▶ _Work to be completed_
Give all of the lines again exactly as they read.

Items from a figure collection:
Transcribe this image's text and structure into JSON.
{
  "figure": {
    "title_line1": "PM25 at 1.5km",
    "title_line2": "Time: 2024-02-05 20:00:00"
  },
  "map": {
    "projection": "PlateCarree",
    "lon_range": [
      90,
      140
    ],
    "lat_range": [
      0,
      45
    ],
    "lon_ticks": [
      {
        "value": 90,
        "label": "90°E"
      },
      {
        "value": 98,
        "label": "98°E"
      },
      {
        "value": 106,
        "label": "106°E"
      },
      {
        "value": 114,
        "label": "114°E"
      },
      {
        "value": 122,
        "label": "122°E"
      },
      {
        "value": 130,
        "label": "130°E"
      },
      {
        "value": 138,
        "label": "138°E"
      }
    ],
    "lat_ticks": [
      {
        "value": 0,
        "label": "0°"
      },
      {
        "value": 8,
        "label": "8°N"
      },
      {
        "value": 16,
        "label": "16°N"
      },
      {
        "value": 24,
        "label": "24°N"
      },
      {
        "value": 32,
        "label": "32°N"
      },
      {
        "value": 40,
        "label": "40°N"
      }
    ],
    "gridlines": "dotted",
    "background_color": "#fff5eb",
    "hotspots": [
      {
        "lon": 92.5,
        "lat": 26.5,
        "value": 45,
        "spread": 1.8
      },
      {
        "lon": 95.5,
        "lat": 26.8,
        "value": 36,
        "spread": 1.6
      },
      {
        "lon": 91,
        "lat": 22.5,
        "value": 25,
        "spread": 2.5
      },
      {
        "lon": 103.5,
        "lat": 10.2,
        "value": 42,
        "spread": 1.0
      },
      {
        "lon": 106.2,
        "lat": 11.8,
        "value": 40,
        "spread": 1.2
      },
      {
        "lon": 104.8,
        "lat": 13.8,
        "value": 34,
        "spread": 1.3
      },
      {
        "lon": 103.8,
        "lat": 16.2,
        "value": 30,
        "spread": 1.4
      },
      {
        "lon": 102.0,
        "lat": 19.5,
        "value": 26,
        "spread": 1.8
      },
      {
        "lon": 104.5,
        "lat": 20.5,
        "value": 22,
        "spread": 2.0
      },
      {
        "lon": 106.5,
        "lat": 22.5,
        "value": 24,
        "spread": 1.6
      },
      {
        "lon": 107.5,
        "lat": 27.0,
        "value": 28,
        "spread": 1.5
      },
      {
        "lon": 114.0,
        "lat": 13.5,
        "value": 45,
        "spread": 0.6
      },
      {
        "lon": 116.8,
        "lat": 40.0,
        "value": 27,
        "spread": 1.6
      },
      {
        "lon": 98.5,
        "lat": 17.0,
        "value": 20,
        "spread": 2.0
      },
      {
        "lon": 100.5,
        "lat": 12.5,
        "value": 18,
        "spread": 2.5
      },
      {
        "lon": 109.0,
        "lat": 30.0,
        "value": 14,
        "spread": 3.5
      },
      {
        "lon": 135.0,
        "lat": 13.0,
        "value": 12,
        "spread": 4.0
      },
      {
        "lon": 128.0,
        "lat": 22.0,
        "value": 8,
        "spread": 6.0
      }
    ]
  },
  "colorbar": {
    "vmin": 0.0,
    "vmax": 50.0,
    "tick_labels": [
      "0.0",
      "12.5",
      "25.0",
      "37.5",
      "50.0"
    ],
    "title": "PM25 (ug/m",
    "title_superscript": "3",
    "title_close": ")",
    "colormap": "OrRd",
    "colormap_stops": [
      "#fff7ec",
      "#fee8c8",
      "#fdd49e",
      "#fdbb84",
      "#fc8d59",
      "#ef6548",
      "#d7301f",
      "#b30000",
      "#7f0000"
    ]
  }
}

▶ _Result of the exercise_
Transcribe this image's text and structure into JSON.
{
  "figure": {
    "title_line1": "PM25 at 1.5km",
    "title_line2": "Time: 2024-02-05 20:00:00"
  },
  "map": {
    "projection": "PlateCarree",
    "lon_range": [
      90,
      140
    ],
    "lat_range": [
      0,
      45
    ],
    "lon_ticks": [
      {
        "value": 90,
        "label": "90°E"
      },
      {
        "value": 98,
        "label": "98°E"
      },
      {
        "value": 106,
        "label": "106°E"
      },
      {
        "value": 114,
        "label": "114°E"
      },
      {
        "value": 122,
        "label": "122°E"
      },
      {
        "value": 130,
        "label": "130°E"
      },
      {
        "value": 138,
        "label": "138°E"
      }
    ],
    "lat_ticks": [
      {
        "value": 0,
        "label": "0°"
      },
      {
        "value": 8,
        "label": "8°N"
      },
      {
        "value": 16,
        "label": "16°N"
      },
      {
        "value": 24,
        "label": "24°N"
      },
      {
        "value": 32,
        "label": "32°N"
      },
      {
        "value": 40,
        "label": "40°N"
      }
    ],
    "gridlines": "dotted",
    "background_color": "#fff5eb",
    "hotspots": [
      {
        "lon": 92.5,
        "lat": 26.5,
        "value": 45,
        "spread": 1.8
      },
      {
        "lon": 95.5,
        "lat": 26.8,
        "value": 36,
        "spread": 1.6
      },
      {
        "lon": 91,
        "lat": 22.5,
        "value": 25,
        "spread": 2.5
      },
      {
        "lon": 103.5,
        "lat": 10.2,
        "value": 42,
        "spread": 1.0
      },
      {
        "lon": 106.2,
        "lat": 11.8,
        "value": 40,
        "spread": 1.2
      },
      {
        "lon": 104.8,
        "lat": 13.8,
        "value": 34,
        "spread": 1.3
      },
      {
        "lon": 103.8,
        "lat": 16.2,
        "value": 30,
        "spread": 1.4
      },
      {
        "lon": 102.0,
        "lat": 19.5,
        "value": 26,
        "spread": 1.8
      },
      {
        "lon": 104.5,
        "lat": 20.5,
        "value": 22,
        "spread": 2.0
      },
      {
        "lon": 106.5,
        "lat": 22.5,
        "value": 24,
        "spread": 1.6
      },
      {
        "lon": 107.5,
        "lat": 27.0,
        "value": 28,
        "spread": 1.5
      },
      {
        "lon": 114.0,
        "lat": 13.5,
        "value": 45,
        "spread": 0.6
      },
      {
        "lon": 116.8,
        "lat": 40.0,
        "value": 27,
        "spread": 1.6
      },
      {
        "lon": 98.5,
        "lat": 17.0,
        "value": 20,
        "spread": 2.0
      },
      {
        "lon": 100.5,
        "lat": 12.5,
        "value": 18,
        "spread": 2.5
      },
      {
        "lon": 109.0,
        "lat": 30.0,
        "value": 14,
        "spread": 3.5
      },
      {
        "lon": 135.0,
        "lat": 13.0,
        "value": 12,
        "spread": 4.0
      },
      {
        "lon": 128.0,
        "lat": 22.0,
        "value": 8,
        "spread": 6.0
      }
    ]
  },
  "colorbar": {
    "vmin": 0.0,
    "vmax": 50.0,
    "tick_labels": [
      "0.0",
      "12.5",
      "25.0",
      "37.5",
      "50.0"
    ],
    "title": "PM25 (ug/m",
    "title_superscript": "3",
    "title_close": ")",
    "colormap": "OrRd",
    "colormap_stops": [
      "#fff7ec",
      "#fee8c8",
      "#fdd49e",
      "#fdbb84",
      "#fc8d59",
      "#ef6548",
      "#d7301f",
      "#b30000",
      "#7f0000"
    ]
  }
}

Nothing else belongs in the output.